* _Set task_:
From the entries below, extract every line that includes the word "天时不如地利".

— START Data excerpts —

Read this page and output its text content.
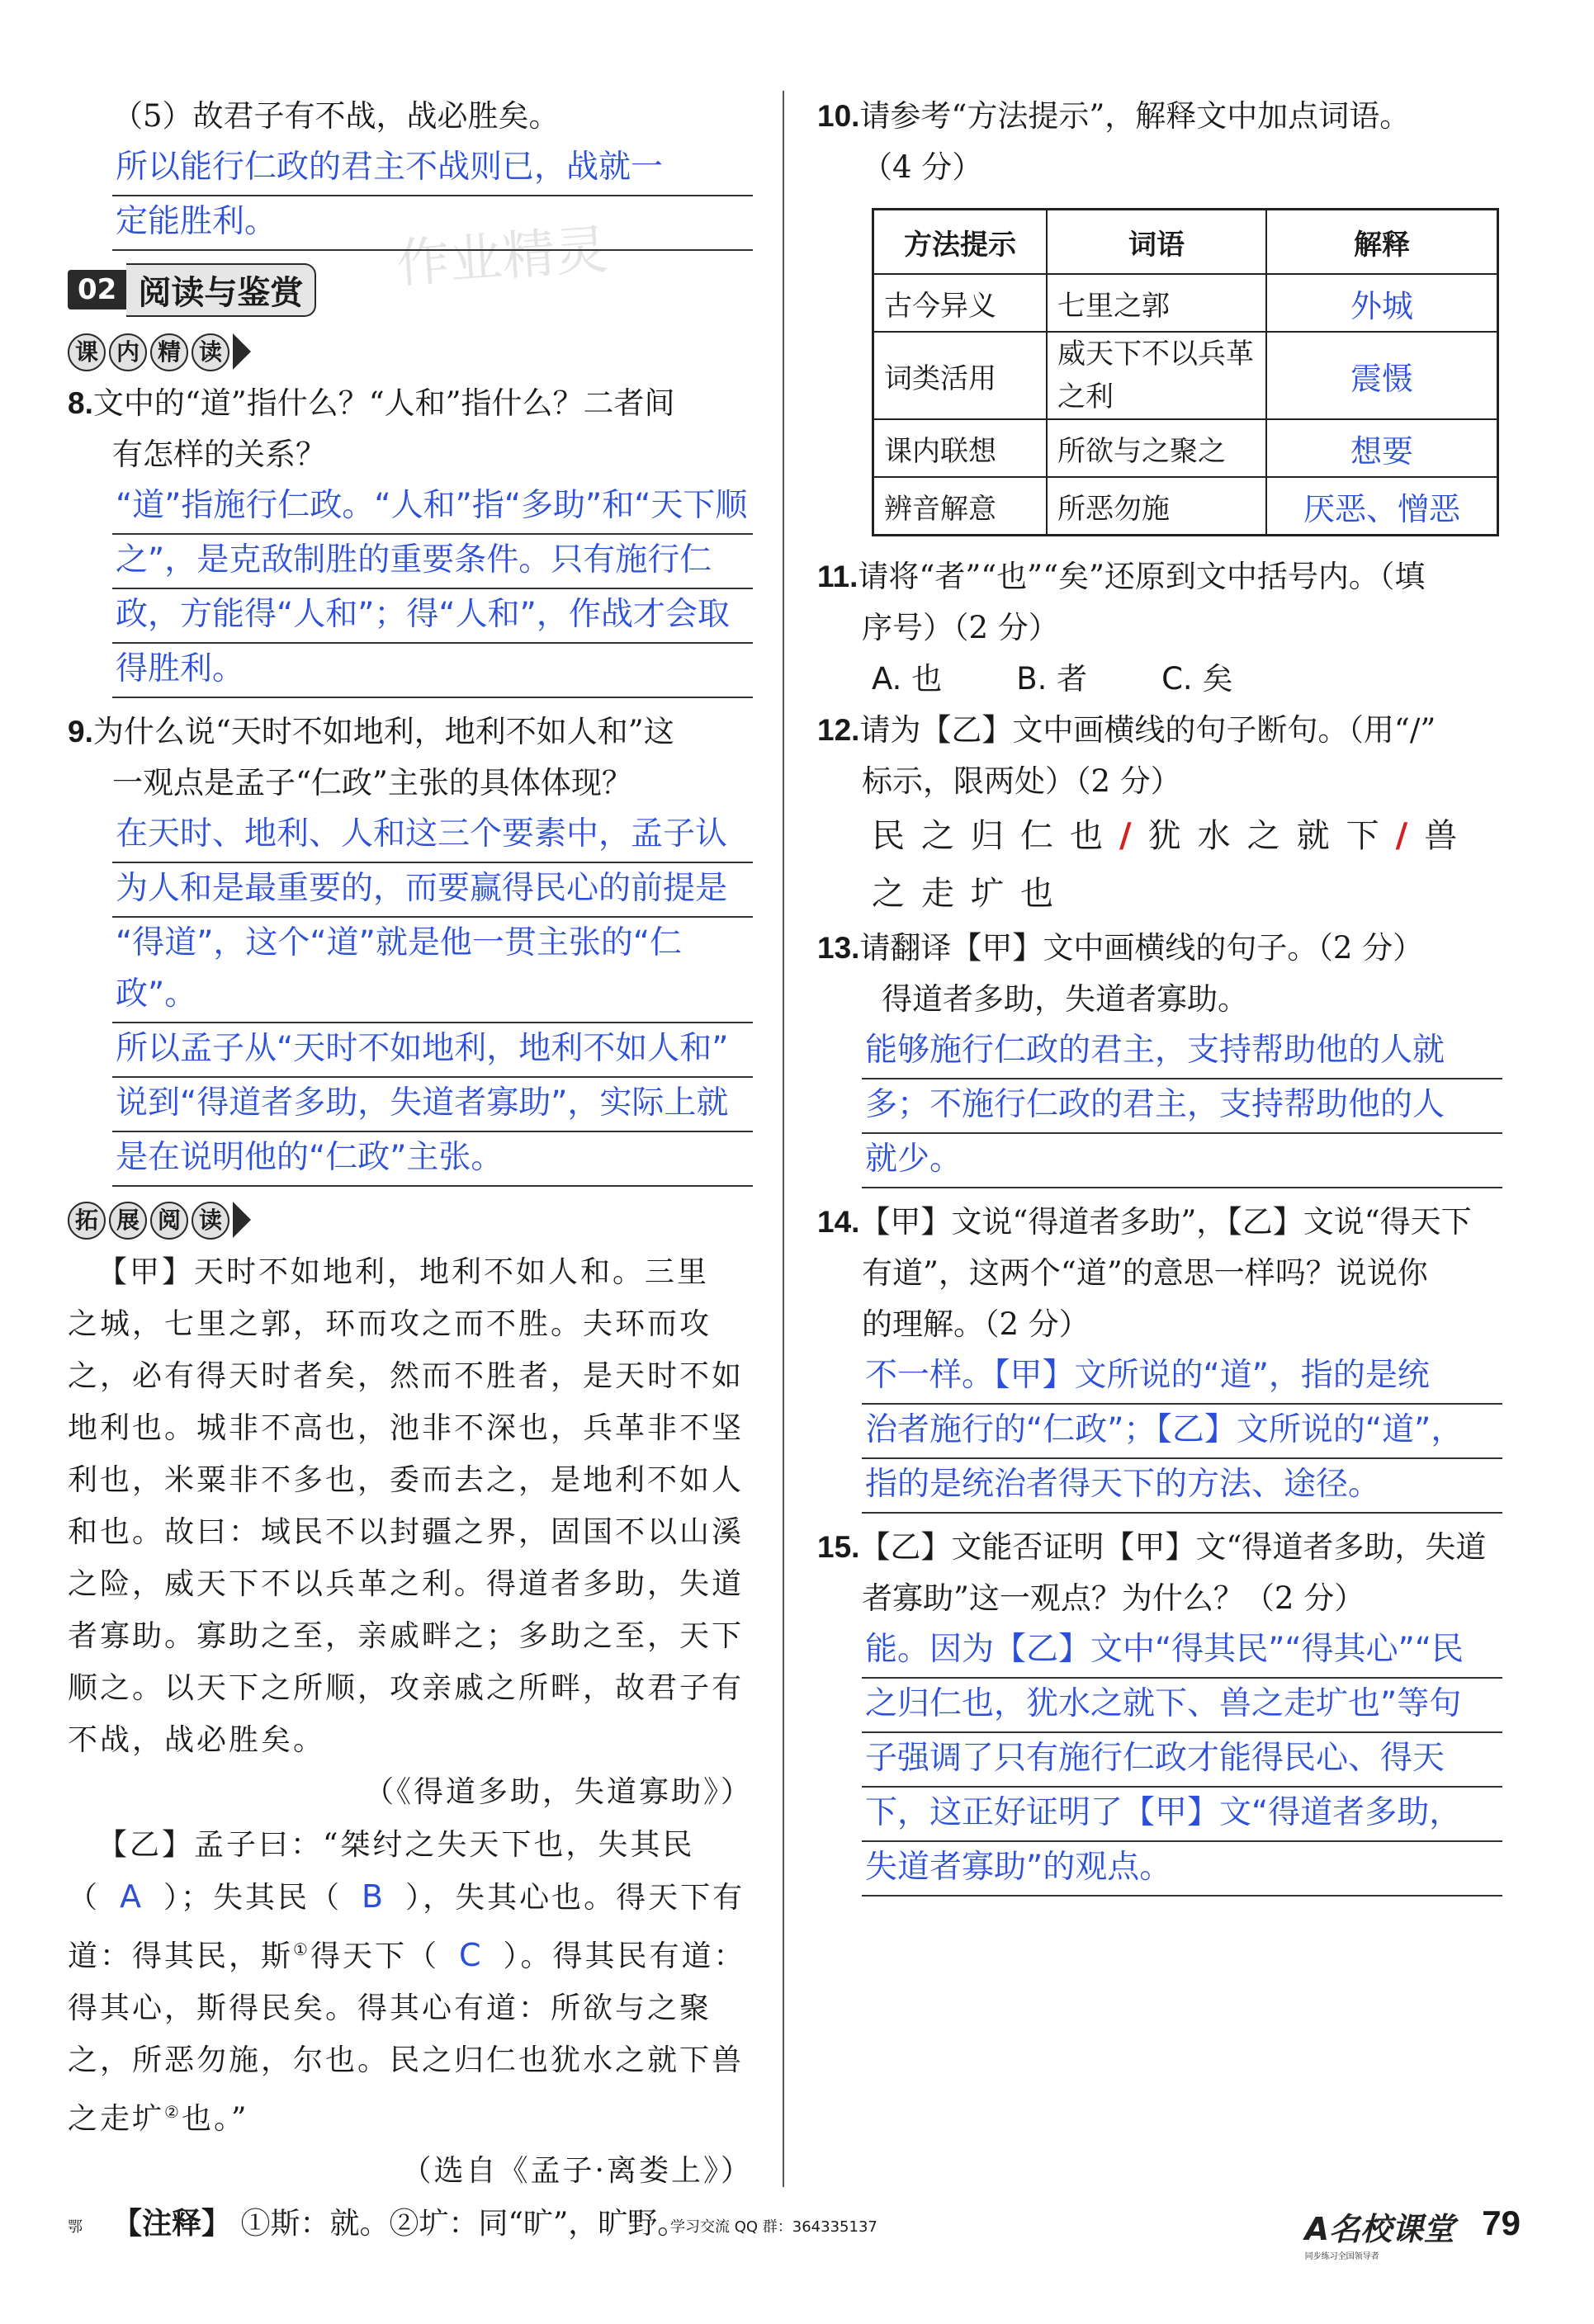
作业精灵
（5）故君子有不战，战必胜矣。
所以能行仁政的君主不战则已，战就一
定能胜利。
02 阅读与鉴赏
课 内 精 读
8.文中的“道”指什么？“人和”指什么？二者间
有怎样的关系？
“道”指施行仁政。“人和”指“多助”和“天下顺
之”，是克敌制胜的重要条件。只有施行仁
政，方能得“人和”；得“人和”，作战才会取
得胜利。
9.为什么说“天时不如地利，地利不如人和”这
一观点是孟子“仁政”主张的具体体现？
在天时、地利、人和这三个要素中，孟子认
为人和是最重要的，而要赢得民心的前提是
“得道”，这个“道”就是他一贯主张的“仁政”。
所以孟子从“天时不如地利，地利不如人和”
说到“得道者多助，失道者寡助”，实际上就
是在说明他的“仁政”主张。
拓 展 阅 读
【甲】天时不如地利，地利不如人和。三里
之城，七里之郭，环而攻之而不胜。夫环而攻
之，必有得天时者矣，然而不胜者，是天时不如
地利也。城非不高也，池非不深也，兵革非不坚
利也，米粟非不多也，委而去之，是地利不如人
和也。故曰：域民不以封疆之界，固国不以山溪
之险，威天下不以兵革之利。得道者多助，失道
者寡助。寡助之至，亲戚畔之；多助之至，天下
顺之。以天下之所顺，攻亲戚之所畔，故君子有
不战，战必胜矣。
（《得道多助，失道寡助》）
【乙】孟子曰：“桀纣之失天下也，失其民
（ A ）；失其民（ B ），失其心也。得天下有
道：得其民，斯①得天下（ C ）。得其民有道：
得其心，斯得民矣。得其心有道：所欲与之聚
之，所恶勿施，尔也。民之归仁也犹水之就下兽
之走圹②也。”
（选自《孟子·离娄上》）
【注释】 ①斯：就。②圹：同“旷”，旷野。
10.请参考“方法提示”，解释文中加点词语。
（4 分）
方法提示	词语	解释
古今异义	七里之郭	外城
词类活用	威天下不以兵革之利	震慑
课内联想	所欲与之聚之	想要
辨音解意	所恶勿施	厌恶、憎恶
11.请将“者”“也”“矣”还原到文中括号内。（填
序号）（2 分）
A. 也 B. 者 C. 矣
12.请为【乙】文中画横线的句子断句。（用“/”
标示，限两处）（2 分）
民之归仁也/犹水之就下/兽之走圹也
13.请翻译【甲】文中画横线的句子。（2 分）
得道者多助，失道者寡助。
能够施行仁政的君主，支持帮助他的人就
多；不施行仁政的君主，支持帮助他的人
就少。
14.【甲】文说“得道者多助”，【乙】文说“得天下
有道”，这两个“道”的意思一样吗？说说你
的理解。（2 分）
不一样。【甲】文所说的“道”，指的是统
治者施行的“仁政”；【乙】文所说的“道”，
指的是统治者得天下的方法、途径。
15.【乙】文能否证明【甲】文“得道者多助，失道
者寡助”这一观点？为什么？（2 分）
能。因为【乙】文中“得其民”“得其心”“民
之归仁也，犹水之就下、兽之走圹也”等句
子强调了只有施行仁政才能得民心、得天
下，这正好证明了【甲】文“得道者多助，
失道者寡助”的观点。
鄂	学习交流 QQ 群：364335137	A名校课堂
同步练习全国领导者
79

— END Data excerpts —

* _Correct result_:
9.为什么说“天时不如地利，地利不如人和”这
所以孟子从“天时不如地利，地利不如人和”
【甲】天时不如地利，地利不如人和。三里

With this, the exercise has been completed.